- **Written task**: Filter out everything except lines holding "JSON".

- **Record set**:
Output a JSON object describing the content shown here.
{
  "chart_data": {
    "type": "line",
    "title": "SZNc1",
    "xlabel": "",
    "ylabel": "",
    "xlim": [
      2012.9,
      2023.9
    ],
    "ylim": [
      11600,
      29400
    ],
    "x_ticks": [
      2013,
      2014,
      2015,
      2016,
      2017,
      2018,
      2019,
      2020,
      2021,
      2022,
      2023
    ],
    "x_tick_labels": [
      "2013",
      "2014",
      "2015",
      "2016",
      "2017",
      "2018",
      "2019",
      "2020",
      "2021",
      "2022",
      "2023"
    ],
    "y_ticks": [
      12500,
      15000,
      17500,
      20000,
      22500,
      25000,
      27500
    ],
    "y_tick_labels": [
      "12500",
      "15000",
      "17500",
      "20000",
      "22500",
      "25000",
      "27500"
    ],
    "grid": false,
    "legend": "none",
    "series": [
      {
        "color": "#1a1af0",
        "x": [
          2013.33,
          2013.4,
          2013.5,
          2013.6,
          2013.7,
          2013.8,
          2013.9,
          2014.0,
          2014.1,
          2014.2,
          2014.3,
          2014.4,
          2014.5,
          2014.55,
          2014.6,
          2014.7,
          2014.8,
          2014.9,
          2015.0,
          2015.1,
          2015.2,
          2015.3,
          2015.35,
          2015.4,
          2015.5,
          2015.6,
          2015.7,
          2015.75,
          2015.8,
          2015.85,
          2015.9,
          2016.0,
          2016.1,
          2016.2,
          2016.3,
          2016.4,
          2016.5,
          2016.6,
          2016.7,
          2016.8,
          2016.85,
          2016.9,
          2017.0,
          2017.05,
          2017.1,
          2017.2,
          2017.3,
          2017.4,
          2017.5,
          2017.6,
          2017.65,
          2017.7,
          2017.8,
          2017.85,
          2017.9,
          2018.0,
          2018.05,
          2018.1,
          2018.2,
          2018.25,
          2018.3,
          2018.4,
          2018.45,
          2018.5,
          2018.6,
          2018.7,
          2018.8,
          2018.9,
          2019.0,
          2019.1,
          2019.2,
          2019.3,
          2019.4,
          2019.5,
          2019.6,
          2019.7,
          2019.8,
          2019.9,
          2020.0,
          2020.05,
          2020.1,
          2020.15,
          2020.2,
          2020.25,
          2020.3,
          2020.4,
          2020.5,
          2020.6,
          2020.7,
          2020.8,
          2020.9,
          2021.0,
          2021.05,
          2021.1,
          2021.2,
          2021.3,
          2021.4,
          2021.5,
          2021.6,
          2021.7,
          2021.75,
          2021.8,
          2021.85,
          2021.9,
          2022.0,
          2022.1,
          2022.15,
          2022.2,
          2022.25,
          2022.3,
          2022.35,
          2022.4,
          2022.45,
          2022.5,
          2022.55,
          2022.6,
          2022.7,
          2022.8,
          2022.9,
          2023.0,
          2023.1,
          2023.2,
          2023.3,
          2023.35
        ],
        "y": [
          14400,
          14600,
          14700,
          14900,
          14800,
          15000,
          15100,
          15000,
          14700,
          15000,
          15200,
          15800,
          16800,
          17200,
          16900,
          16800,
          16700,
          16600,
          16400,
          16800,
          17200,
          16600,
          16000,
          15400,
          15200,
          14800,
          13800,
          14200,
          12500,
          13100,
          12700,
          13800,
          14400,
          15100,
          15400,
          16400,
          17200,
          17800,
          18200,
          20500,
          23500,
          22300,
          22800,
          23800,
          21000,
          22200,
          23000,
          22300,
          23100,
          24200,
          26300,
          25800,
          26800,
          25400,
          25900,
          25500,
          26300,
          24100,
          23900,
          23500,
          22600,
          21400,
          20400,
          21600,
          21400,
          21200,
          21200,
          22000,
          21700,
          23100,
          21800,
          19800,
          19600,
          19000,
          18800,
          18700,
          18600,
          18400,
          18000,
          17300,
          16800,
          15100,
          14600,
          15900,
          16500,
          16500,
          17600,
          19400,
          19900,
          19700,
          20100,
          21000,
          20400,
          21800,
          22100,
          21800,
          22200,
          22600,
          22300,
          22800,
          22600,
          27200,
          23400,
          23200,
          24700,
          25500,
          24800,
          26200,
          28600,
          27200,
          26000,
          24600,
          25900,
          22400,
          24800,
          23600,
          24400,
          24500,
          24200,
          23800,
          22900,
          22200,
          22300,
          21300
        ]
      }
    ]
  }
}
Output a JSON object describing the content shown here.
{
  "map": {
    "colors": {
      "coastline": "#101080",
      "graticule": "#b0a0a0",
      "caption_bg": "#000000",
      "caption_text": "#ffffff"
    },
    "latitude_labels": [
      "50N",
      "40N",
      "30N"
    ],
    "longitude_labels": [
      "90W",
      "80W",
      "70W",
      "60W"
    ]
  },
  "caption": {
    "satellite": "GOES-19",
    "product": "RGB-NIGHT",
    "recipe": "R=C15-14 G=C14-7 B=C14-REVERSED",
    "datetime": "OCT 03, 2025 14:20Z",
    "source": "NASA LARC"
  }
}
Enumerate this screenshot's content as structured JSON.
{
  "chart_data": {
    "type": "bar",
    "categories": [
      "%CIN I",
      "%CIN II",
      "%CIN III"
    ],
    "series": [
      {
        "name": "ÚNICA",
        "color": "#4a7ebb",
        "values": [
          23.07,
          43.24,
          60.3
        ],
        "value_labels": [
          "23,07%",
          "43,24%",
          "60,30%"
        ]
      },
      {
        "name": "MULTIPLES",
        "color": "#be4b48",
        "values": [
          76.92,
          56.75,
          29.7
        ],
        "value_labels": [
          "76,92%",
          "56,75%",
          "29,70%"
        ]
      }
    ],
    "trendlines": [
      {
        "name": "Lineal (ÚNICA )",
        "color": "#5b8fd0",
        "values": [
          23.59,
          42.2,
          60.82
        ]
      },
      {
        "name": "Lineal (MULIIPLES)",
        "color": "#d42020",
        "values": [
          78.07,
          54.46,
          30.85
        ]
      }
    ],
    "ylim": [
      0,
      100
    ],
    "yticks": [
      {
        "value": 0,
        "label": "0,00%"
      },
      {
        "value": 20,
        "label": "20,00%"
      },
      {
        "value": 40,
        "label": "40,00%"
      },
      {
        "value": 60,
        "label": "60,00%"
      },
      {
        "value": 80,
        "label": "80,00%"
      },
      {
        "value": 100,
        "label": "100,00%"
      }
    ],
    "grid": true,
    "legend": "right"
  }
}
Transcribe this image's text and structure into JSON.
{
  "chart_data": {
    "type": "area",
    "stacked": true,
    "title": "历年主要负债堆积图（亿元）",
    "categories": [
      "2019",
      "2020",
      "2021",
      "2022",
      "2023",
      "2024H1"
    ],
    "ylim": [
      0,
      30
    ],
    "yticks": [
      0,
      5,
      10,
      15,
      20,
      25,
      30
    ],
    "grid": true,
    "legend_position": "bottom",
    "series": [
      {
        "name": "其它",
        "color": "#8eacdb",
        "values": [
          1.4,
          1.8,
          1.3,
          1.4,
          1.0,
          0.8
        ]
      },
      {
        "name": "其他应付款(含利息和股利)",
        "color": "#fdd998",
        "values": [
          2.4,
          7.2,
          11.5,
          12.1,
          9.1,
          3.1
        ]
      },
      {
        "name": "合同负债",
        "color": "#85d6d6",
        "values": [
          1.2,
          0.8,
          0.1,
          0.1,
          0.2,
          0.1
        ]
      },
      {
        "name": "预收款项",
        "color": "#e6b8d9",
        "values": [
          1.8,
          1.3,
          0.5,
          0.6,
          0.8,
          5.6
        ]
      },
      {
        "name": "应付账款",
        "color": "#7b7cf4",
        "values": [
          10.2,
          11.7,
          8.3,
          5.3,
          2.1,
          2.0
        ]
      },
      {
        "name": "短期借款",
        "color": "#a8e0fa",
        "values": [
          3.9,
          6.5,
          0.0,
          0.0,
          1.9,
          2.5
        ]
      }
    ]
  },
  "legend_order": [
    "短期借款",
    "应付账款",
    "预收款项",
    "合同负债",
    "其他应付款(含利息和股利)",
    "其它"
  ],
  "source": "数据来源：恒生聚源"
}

- **Written reply**:
Output a JSON object describing the content shown here.
Output a JSON object describing the content shown here.
Enumerate this screenshot's content as structured JSON.
Transcribe this image's text and structure into JSON.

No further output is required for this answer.